=== DATASET ENTRIES ===
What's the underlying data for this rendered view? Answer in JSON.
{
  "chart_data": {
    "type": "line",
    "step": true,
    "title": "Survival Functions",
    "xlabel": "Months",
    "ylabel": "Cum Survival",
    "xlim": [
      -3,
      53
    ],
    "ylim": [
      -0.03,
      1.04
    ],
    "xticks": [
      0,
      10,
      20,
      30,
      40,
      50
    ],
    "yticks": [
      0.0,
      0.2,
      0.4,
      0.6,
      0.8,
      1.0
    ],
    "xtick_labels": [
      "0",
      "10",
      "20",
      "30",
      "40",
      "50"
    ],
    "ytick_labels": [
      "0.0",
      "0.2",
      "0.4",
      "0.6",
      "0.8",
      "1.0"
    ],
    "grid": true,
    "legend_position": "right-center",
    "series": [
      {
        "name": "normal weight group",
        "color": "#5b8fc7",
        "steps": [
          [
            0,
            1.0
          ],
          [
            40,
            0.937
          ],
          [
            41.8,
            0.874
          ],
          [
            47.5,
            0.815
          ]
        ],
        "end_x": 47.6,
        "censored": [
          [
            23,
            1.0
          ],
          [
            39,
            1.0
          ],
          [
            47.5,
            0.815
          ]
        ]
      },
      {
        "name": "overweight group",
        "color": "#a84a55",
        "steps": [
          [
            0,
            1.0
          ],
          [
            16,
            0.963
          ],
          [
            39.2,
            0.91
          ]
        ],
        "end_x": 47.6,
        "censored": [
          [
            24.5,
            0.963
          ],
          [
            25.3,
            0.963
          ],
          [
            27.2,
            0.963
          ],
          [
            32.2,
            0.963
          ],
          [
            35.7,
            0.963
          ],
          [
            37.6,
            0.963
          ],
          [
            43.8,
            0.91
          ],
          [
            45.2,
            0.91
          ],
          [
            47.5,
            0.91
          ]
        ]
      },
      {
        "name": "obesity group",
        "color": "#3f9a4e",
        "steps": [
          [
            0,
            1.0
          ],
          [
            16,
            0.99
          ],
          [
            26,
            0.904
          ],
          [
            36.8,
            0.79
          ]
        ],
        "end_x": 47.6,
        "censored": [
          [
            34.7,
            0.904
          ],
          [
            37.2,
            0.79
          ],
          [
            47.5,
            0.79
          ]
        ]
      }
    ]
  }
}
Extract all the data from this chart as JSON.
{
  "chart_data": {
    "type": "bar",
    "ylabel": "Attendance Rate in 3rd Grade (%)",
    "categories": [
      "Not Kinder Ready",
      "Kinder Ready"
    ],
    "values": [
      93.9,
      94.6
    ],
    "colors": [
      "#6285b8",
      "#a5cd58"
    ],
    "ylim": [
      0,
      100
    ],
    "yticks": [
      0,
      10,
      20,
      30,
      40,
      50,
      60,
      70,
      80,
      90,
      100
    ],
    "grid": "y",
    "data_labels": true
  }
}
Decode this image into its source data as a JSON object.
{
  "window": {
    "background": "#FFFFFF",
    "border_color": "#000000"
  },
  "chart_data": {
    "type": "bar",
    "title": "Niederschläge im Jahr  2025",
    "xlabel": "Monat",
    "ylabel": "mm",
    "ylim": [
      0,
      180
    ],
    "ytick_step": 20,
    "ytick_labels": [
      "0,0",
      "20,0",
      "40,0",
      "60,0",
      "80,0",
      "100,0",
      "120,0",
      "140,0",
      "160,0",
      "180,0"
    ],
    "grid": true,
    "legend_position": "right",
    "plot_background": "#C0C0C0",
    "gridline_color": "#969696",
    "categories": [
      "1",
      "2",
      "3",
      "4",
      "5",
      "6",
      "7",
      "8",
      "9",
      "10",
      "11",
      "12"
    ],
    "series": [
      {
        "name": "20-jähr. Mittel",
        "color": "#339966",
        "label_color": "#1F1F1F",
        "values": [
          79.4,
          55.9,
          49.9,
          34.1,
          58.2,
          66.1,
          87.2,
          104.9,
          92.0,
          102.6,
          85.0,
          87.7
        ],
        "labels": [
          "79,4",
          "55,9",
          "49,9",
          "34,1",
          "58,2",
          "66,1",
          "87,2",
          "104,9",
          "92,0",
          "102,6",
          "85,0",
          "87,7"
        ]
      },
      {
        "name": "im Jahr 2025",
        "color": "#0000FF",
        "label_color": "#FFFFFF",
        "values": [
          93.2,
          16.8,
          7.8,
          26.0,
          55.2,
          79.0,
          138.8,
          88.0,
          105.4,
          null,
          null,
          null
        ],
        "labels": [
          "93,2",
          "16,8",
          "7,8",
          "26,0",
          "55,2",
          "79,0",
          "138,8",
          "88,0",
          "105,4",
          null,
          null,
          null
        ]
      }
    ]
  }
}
===
* GIVEN TASK *
Say how many lines of the material contain the word "JSON", with no other text.

* ANSWER TO THIS EXERCISE *
3